GOAL = All the data should come back exactly as it was given.

>> start RECORDS FOR THIS TASK

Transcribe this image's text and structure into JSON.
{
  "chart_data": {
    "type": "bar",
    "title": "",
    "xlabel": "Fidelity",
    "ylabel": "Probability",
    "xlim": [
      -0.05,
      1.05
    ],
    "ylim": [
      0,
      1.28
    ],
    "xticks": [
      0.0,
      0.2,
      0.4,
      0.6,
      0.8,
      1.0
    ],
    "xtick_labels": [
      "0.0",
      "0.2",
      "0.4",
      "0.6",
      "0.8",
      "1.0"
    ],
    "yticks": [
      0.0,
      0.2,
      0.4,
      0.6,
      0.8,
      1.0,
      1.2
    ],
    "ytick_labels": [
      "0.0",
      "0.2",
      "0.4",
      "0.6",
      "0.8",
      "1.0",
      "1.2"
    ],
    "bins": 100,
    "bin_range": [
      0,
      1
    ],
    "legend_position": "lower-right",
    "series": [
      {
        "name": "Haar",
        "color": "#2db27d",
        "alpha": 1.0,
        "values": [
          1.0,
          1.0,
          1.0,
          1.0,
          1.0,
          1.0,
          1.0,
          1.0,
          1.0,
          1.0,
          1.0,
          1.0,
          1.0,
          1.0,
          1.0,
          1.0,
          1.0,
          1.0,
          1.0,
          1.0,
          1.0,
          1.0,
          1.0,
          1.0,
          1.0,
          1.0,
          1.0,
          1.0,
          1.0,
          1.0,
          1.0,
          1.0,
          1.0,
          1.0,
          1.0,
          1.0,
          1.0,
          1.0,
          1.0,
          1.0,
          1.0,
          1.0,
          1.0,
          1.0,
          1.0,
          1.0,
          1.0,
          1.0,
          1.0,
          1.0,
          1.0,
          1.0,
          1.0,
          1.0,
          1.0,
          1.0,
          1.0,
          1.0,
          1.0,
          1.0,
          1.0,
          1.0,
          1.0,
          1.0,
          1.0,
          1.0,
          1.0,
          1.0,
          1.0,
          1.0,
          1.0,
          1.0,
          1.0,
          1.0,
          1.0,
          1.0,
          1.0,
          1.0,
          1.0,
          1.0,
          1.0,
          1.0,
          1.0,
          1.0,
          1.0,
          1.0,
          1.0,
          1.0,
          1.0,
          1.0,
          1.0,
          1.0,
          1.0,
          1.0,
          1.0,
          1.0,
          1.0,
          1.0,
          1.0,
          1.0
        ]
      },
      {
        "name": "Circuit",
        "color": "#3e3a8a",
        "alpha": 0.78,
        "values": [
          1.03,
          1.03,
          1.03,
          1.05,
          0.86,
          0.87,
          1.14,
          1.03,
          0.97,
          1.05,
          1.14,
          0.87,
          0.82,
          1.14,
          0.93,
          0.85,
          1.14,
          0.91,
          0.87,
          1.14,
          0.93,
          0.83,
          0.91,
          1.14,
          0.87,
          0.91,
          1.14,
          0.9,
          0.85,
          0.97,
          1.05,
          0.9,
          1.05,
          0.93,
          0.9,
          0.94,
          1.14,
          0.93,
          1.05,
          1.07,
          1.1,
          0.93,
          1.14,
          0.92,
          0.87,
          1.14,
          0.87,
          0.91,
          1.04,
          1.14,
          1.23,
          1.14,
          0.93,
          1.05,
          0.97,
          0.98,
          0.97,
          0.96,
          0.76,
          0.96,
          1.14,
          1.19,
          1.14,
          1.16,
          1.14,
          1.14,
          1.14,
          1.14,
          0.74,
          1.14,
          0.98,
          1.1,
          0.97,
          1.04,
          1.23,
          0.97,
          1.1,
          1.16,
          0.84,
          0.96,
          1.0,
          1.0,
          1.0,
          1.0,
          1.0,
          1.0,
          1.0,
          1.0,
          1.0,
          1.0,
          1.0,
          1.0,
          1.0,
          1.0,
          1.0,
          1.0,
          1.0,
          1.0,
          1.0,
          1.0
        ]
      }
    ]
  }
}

>> end RECORDS FOR THIS TASK

ANSWER IN FULL =
Transcribe this image's text and structure into JSON.
{
  "chart_data": {
    "type": "bar",
    "title": "",
    "xlabel": "Fidelity",
    "ylabel": "Probability",
    "xlim": [
      -0.05,
      1.05
    ],
    "ylim": [
      0,
      1.28
    ],
    "xticks": [
      0.0,
      0.2,
      0.4,
      0.6,
      0.8,
      1.0
    ],
    "xtick_labels": [
      "0.0",
      "0.2",
      "0.4",
      "0.6",
      "0.8",
      "1.0"
    ],
    "yticks": [
      0.0,
      0.2,
      0.4,
      0.6,
      0.8,
      1.0,
      1.2
    ],
    "ytick_labels": [
      "0.0",
      "0.2",
      "0.4",
      "0.6",
      "0.8",
      "1.0",
      "1.2"
    ],
    "bins": 100,
    "bin_range": [
      0,
      1
    ],
    "legend_position": "lower-right",
    "series": [
      {
        "name": "Haar",
        "color": "#2db27d",
        "alpha": 1.0,
        "values": [
          1.0,
          1.0,
          1.0,
          1.0,
          1.0,
          1.0,
          1.0,
          1.0,
          1.0,
          1.0,
          1.0,
          1.0,
          1.0,
          1.0,
          1.0,
          1.0,
          1.0,
          1.0,
          1.0,
          1.0,
          1.0,
          1.0,
          1.0,
          1.0,
          1.0,
          1.0,
          1.0,
          1.0,
          1.0,
          1.0,
          1.0,
          1.0,
          1.0,
          1.0,
          1.0,
          1.0,
          1.0,
          1.0,
          1.0,
          1.0,
          1.0,
          1.0,
          1.0,
          1.0,
          1.0,
          1.0,
          1.0,
          1.0,
          1.0,
          1.0,
          1.0,
          1.0,
          1.0,
          1.0,
          1.0,
          1.0,
          1.0,
          1.0,
          1.0,
          1.0,
          1.0,
          1.0,
          1.0,
          1.0,
          1.0,
          1.0,
          1.0,
          1.0,
          1.0,
          1.0,
          1.0,
          1.0,
          1.0,
          1.0,
          1.0,
          1.0,
          1.0,
          1.0,
          1.0,
          1.0,
          1.0,
          1.0,
          1.0,
          1.0,
          1.0,
          1.0,
          1.0,
          1.0,
          1.0,
          1.0,
          1.0,
          1.0,
          1.0,
          1.0,
          1.0,
          1.0,
          1.0,
          1.0,
          1.0,
          1.0
        ]
      },
      {
        "name": "Circuit",
        "color": "#3e3a8a",
        "alpha": 0.78,
        "values": [
          1.03,
          1.03,
          1.03,
          1.05,
          0.86,
          0.87,
          1.14,
          1.03,
          0.97,
          1.05,
          1.14,
          0.87,
          0.82,
          1.14,
          0.93,
          0.85,
          1.14,
          0.91,
          0.87,
          1.14,
          0.93,
          0.83,
          0.91,
          1.14,
          0.87,
          0.91,
          1.14,
          0.9,
          0.85,
          0.97,
          1.05,
          0.9,
          1.05,
          0.93,
          0.9,
          0.94,
          1.14,
          0.93,
          1.05,
          1.07,
          1.1,
          0.93,
          1.14,
          0.92,
          0.87,
          1.14,
          0.87,
          0.91,
          1.04,
          1.14,
          1.23,
          1.14,
          0.93,
          1.05,
          0.97,
          0.98,
          0.97,
          0.96,
          0.76,
          0.96,
          1.14,
          1.19,
          1.14,
          1.16,
          1.14,
          1.14,
          1.14,
          1.14,
          0.74,
          1.14,
          0.98,
          1.1,
          0.97,
          1.04,
          1.23,
          0.97,
          1.1,
          1.16,
          0.84,
          0.96,
          1.0,
          1.0,
          1.0,
          1.0,
          1.0,
          1.0,
          1.0,
          1.0,
          1.0,
          1.0,
          1.0,
          1.0,
          1.0,
          1.0,
          1.0,
          1.0,
          1.0,
          1.0,
          1.0,
          1.0
        ]
      }
    ]
  }
}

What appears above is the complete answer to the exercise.